Objective
Rewrite the items below, substituting "bar-segment-teal" for every occurrence of "bar-segment-green" and leaving everything else as it is.

Records
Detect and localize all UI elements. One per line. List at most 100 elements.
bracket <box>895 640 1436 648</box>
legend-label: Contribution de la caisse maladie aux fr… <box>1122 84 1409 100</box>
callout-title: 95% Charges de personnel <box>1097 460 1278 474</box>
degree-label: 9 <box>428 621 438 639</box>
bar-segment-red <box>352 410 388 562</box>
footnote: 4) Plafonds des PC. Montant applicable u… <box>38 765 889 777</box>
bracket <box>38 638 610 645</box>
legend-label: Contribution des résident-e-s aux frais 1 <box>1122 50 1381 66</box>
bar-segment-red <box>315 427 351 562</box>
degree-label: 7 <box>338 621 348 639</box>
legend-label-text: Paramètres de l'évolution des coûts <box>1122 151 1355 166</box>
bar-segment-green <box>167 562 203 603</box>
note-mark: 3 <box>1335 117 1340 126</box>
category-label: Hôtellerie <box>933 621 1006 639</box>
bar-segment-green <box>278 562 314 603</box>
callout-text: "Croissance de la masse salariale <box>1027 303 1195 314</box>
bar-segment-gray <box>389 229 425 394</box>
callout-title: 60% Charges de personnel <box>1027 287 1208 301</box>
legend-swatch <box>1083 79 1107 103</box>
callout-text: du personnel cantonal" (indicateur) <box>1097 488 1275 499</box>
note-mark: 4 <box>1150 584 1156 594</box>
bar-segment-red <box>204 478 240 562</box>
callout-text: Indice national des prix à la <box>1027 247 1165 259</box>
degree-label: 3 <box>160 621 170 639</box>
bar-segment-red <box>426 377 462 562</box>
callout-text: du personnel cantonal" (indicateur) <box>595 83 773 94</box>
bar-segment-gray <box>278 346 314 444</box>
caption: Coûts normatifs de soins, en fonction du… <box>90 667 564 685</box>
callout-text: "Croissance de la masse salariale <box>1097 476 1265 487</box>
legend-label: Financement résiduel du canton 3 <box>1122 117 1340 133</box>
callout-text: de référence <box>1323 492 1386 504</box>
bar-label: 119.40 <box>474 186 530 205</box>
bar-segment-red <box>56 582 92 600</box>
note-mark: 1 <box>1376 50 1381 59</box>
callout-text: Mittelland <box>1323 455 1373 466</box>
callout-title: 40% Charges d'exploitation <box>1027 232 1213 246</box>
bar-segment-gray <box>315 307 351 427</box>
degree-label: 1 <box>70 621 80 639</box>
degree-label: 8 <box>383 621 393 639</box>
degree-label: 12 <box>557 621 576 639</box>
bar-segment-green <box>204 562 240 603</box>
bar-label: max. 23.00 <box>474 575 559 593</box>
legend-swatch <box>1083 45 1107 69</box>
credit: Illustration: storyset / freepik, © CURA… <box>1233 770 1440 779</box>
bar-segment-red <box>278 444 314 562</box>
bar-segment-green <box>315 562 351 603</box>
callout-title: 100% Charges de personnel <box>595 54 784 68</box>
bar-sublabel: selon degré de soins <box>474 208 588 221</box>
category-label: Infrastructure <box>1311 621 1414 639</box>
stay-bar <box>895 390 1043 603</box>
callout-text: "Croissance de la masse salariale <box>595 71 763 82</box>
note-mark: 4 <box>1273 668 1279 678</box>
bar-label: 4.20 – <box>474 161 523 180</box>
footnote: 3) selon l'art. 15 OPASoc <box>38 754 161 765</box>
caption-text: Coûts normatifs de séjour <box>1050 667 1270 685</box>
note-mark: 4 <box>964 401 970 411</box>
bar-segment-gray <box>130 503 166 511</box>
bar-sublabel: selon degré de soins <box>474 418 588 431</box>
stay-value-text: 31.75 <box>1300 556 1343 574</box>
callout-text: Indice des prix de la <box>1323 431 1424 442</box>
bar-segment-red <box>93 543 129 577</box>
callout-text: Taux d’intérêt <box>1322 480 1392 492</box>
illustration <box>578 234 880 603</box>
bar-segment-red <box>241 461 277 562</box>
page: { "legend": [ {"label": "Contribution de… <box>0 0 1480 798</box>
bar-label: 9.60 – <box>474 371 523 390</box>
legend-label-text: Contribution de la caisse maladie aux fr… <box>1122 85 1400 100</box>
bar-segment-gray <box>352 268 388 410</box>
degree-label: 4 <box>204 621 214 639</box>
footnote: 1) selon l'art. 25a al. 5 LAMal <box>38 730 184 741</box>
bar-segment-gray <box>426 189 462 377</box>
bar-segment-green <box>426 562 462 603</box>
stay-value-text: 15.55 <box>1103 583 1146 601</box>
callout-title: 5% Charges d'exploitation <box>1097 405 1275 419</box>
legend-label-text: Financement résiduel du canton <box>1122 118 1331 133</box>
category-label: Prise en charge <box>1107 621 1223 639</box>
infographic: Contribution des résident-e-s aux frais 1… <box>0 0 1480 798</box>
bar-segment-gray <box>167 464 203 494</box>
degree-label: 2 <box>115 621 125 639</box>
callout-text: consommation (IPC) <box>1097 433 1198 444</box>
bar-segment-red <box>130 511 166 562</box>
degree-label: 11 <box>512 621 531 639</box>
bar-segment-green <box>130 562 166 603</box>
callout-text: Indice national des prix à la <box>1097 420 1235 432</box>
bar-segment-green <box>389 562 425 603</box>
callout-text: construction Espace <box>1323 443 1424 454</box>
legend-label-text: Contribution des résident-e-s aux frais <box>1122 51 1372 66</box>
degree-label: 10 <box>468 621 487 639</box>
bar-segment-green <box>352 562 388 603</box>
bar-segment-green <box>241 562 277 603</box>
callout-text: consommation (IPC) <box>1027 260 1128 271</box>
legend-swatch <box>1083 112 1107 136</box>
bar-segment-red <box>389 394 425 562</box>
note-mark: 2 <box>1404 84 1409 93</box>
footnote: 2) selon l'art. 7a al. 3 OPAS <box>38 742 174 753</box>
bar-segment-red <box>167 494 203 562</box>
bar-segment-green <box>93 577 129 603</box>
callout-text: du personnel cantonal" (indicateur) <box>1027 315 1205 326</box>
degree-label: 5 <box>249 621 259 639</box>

Full output
Detect and localize all UI elements. One per line. List at most 100 elements.
bracket <box>895 640 1436 648</box>
legend-label: Contribution de la caisse maladie aux fr… <box>1122 84 1409 100</box>
callout-title: 95% Charges de personnel <box>1097 460 1278 474</box>
degree-label: 9 <box>428 621 438 639</box>
bar-segment-red <box>352 410 388 562</box>
footnote: 4) Plafonds des PC. Montant applicable u… <box>38 765 889 777</box>
bracket <box>38 638 610 645</box>
legend-label: Contribution des résident-e-s aux frais 1 <box>1122 50 1381 66</box>
bar-segment-red <box>315 427 351 562</box>
degree-label: 7 <box>338 621 348 639</box>
legend-label-text: Paramètres de l'évolution des coûts <box>1122 151 1355 166</box>
bar-segment-teal <box>167 562 203 603</box>
note-mark: 3 <box>1335 117 1340 126</box>
category-label: Hôtellerie <box>933 621 1006 639</box>
bar-segment-teal <box>278 562 314 603</box>
callout-text: "Croissance de la masse salariale <box>1027 303 1195 314</box>
bar-segment-gray <box>389 229 425 394</box>
callout-title: 60% Charges de personnel <box>1027 287 1208 301</box>
legend-swatch <box>1083 79 1107 103</box>
callout-text: du personnel cantonal" (indicateur) <box>1097 488 1275 499</box>
note-mark: 4 <box>1150 584 1156 594</box>
bar-segment-red <box>204 478 240 562</box>
callout-text: Indice national des prix à la <box>1027 247 1165 259</box>
degree-label: 3 <box>160 621 170 639</box>
bar-segment-red <box>426 377 462 562</box>
callout-text: du personnel cantonal" (indicateur) <box>595 83 773 94</box>
bar-segment-gray <box>278 346 314 444</box>
caption: Coûts normatifs de soins, en fonction du… <box>90 667 564 685</box>
callout-text: "Croissance de la masse salariale <box>1097 476 1265 487</box>
legend-label: Financement résiduel du canton 3 <box>1122 117 1340 133</box>
callout-text: de référence <box>1323 492 1386 504</box>
bar-label: 119.40 <box>474 186 530 205</box>
bar-segment-red <box>56 582 92 600</box>
note-mark: 1 <box>1376 50 1381 59</box>
callout-text: Mittelland <box>1323 455 1373 466</box>
callout-title: 40% Charges d'exploitation <box>1027 232 1213 246</box>
bar-segment-gray <box>315 307 351 427</box>
degree-label: 1 <box>70 621 80 639</box>
degree-label: 8 <box>383 621 393 639</box>
degree-label: 12 <box>557 621 576 639</box>
bar-segment-teal <box>204 562 240 603</box>
bar-label: max. 23.00 <box>474 575 559 593</box>
legend-swatch <box>1083 45 1107 69</box>
credit: Illustration: storyset / freepik, © CURA… <box>1233 770 1440 779</box>
bar-segment-red <box>278 444 314 562</box>
bar-segment-teal <box>315 562 351 603</box>
callout-title: 100% Charges de personnel <box>595 54 784 68</box>
bar-sublabel: selon degré de soins <box>474 208 588 221</box>
category-label: Infrastructure <box>1311 621 1414 639</box>
stay-bar <box>895 390 1043 603</box>
callout-text: "Croissance de la masse salariale <box>595 71 763 82</box>
note-mark: 4 <box>1273 668 1279 678</box>
bar-label: 4.20 – <box>474 161 523 180</box>
footnote: 3) selon l'art. 15 OPASoc <box>38 754 161 765</box>
caption-text: Coûts normatifs de séjour <box>1050 667 1270 685</box>
note-mark: 4 <box>964 401 970 411</box>
bar-segment-gray <box>130 503 166 511</box>
bar-sublabel: selon degré de soins <box>474 418 588 431</box>
stay-value-text: 31.75 <box>1300 556 1343 574</box>
callout-text: Indice des prix de la <box>1323 431 1424 442</box>
bar-segment-red <box>93 543 129 577</box>
callout-text: Taux d’intérêt <box>1322 480 1392 492</box>
illustration <box>578 234 880 603</box>
bar-segment-red <box>241 461 277 562</box>
page: { "legend": [ {"label": "Contribution de… <box>0 0 1480 798</box>
bar-label: 9.60 – <box>474 371 523 390</box>
legend-label-text: Contribution de la caisse maladie aux fr… <box>1122 85 1400 100</box>
bar-segment-gray <box>352 268 388 410</box>
degree-label: 4 <box>204 621 214 639</box>
footnote: 1) selon l'art. 25a al. 5 LAMal <box>38 730 184 741</box>
bar-segment-gray <box>426 189 462 377</box>
bar-segment-teal <box>426 562 462 603</box>
stay-value-text: 15.55 <box>1103 583 1146 601</box>
callout-title: 5% Charges d'exploitation <box>1097 405 1275 419</box>
legend-label-text: Financement résiduel du canton <box>1122 118 1331 133</box>
category-label: Prise en charge <box>1107 621 1223 639</box>
infographic: Contribution des résident-e-s aux frais 1… <box>0 0 1480 798</box>
bar-segment-gray <box>167 464 203 494</box>
degree-label: 2 <box>115 621 125 639</box>
callout-text: consommation (IPC) <box>1097 433 1198 444</box>
bar-segment-red <box>130 511 166 562</box>
degree-label: 11 <box>512 621 531 639</box>
bar-segment-teal <box>130 562 166 603</box>
callout-text: Indice national des prix à la <box>1097 420 1235 432</box>
bar-segment-teal <box>389 562 425 603</box>
callout-text: construction Espace <box>1323 443 1424 454</box>
legend-label-text: Contribution des résident-e-s aux frais <box>1122 51 1372 66</box>
degree-label: 10 <box>468 621 487 639</box>
bar-segment-teal <box>352 562 388 603</box>
bar-segment-teal <box>241 562 277 603</box>
callout-text: consommation (IPC) <box>1027 260 1128 271</box>
legend-swatch <box>1083 112 1107 136</box>
bar-segment-red <box>389 394 425 562</box>
note-mark: 2 <box>1404 84 1409 93</box>
footnote: 2) selon l'art. 7a al. 3 OPAS <box>38 742 174 753</box>
bar-segment-red <box>167 494 203 562</box>
bar-segment-teal <box>93 577 129 603</box>
callout-text: du personnel cantonal" (indicateur) <box>1027 315 1205 326</box>
degree-label: 5 <box>249 621 259 639</box>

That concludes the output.